*What is required*:
Filter the entries below, keeping every line that has the word "vehicle".
___ Data in this exercise ___
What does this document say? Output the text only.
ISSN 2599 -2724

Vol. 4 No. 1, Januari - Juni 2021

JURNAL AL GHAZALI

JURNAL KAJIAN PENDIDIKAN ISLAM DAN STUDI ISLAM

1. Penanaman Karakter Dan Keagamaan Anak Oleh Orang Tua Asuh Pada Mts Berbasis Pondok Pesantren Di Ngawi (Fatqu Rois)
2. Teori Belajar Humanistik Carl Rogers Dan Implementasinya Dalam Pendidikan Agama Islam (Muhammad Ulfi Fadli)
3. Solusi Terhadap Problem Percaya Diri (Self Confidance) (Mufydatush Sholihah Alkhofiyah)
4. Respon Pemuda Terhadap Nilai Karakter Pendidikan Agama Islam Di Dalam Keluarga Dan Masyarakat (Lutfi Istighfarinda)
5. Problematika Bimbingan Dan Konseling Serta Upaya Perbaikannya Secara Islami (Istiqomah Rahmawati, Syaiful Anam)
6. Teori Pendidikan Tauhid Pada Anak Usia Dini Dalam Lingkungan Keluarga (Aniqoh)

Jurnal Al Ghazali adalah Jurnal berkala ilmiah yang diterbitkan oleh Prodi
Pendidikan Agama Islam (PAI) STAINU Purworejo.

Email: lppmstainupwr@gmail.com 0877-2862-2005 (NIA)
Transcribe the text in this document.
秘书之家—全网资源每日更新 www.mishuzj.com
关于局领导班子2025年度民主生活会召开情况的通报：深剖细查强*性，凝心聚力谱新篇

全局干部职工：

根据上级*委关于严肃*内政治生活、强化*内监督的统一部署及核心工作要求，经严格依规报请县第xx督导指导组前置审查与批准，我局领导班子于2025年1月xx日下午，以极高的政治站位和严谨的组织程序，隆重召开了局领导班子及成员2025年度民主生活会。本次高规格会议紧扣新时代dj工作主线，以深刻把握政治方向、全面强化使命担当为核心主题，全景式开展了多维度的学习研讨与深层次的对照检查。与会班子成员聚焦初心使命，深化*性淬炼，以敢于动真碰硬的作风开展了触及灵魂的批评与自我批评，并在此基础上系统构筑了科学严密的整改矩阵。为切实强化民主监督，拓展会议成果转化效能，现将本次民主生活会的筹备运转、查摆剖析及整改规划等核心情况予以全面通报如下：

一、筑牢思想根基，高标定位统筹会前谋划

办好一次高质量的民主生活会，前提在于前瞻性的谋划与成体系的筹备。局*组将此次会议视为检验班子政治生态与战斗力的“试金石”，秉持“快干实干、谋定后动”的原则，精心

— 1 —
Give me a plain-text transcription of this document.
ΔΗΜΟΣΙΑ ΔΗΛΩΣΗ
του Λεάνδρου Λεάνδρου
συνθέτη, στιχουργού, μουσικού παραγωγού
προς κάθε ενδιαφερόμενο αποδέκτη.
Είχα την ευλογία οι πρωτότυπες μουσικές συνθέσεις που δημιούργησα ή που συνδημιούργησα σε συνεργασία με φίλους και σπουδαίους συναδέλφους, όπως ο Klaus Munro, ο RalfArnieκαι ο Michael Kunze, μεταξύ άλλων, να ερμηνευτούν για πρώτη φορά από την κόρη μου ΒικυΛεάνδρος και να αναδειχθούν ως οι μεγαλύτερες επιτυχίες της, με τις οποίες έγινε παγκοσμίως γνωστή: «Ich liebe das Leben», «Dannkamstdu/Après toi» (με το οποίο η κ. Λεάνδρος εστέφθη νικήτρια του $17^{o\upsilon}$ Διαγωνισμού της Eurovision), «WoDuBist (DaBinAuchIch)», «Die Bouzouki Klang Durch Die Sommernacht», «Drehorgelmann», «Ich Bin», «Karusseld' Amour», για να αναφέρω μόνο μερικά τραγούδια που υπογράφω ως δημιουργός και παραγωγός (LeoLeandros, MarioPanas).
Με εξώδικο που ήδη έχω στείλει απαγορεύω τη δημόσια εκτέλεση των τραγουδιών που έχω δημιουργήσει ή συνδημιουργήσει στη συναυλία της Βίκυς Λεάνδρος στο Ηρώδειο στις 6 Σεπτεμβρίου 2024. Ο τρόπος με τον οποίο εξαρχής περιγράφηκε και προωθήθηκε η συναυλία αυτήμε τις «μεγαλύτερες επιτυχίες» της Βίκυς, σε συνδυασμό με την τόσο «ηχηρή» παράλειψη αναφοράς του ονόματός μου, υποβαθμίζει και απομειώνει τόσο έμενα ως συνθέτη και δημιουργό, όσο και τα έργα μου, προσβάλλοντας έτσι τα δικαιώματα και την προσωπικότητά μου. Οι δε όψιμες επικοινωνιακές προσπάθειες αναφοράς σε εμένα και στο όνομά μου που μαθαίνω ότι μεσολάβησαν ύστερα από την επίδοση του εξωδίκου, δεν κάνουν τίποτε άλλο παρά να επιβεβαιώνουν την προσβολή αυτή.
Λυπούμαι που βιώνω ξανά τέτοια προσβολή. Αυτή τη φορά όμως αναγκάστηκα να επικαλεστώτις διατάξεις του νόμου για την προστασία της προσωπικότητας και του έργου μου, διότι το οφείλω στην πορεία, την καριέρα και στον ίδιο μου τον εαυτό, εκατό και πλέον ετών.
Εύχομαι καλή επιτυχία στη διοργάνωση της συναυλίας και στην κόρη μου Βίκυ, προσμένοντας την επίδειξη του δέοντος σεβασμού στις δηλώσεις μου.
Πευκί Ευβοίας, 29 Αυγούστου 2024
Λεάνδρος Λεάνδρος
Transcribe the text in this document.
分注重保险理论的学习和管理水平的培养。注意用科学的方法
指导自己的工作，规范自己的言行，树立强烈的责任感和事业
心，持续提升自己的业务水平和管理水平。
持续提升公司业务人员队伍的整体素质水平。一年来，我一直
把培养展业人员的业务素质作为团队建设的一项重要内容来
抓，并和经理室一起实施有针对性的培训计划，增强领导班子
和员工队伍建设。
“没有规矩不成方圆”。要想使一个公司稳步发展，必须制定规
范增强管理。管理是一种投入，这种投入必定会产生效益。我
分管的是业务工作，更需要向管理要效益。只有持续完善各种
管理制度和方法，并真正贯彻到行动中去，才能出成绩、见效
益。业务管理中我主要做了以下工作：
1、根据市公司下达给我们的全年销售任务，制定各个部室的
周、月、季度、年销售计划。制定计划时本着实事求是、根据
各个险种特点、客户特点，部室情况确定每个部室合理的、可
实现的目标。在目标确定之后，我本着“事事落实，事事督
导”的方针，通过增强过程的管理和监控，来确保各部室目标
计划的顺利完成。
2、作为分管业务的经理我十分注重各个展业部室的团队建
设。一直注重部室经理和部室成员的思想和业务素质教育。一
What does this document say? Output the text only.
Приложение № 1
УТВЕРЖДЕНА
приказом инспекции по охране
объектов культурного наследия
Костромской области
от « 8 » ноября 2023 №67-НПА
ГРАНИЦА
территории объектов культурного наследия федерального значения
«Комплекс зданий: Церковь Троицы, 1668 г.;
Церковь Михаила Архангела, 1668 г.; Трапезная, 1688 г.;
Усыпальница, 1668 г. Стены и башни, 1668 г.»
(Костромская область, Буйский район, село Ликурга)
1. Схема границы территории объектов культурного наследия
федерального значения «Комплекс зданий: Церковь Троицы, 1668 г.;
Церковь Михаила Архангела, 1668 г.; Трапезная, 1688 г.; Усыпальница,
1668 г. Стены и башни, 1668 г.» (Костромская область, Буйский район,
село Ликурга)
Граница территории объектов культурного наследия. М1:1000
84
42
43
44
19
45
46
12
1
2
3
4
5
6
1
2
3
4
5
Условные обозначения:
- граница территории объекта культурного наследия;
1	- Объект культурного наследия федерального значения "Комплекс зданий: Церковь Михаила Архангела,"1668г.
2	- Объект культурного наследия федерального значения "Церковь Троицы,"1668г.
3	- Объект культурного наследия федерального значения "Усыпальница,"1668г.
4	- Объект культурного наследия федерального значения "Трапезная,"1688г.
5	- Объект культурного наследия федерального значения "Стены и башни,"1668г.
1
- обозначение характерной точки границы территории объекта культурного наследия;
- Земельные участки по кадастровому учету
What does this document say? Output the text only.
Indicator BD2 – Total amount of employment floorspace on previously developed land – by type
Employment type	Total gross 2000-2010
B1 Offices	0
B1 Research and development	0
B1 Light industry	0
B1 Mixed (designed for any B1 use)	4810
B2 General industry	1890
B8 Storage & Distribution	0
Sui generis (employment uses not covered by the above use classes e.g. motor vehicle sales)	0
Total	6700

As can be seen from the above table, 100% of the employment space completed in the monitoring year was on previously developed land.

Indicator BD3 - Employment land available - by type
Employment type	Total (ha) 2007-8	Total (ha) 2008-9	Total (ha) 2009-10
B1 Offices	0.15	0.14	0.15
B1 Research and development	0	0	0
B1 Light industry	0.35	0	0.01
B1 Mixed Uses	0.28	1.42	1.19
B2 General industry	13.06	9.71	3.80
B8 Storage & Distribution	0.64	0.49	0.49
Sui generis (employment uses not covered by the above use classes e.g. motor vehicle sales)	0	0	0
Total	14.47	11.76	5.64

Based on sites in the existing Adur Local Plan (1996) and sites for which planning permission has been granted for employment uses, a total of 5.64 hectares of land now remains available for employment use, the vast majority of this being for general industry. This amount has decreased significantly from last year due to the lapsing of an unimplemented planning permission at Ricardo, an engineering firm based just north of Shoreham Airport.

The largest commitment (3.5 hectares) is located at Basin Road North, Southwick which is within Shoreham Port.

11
___
*Answer to this task*:
Sui generis (employment uses not covered by the above use classes e.g. motor vehicle sales)	0
Sui generis (employment uses not covered by the above use classes e.g. motor vehicle sales)	0	0	0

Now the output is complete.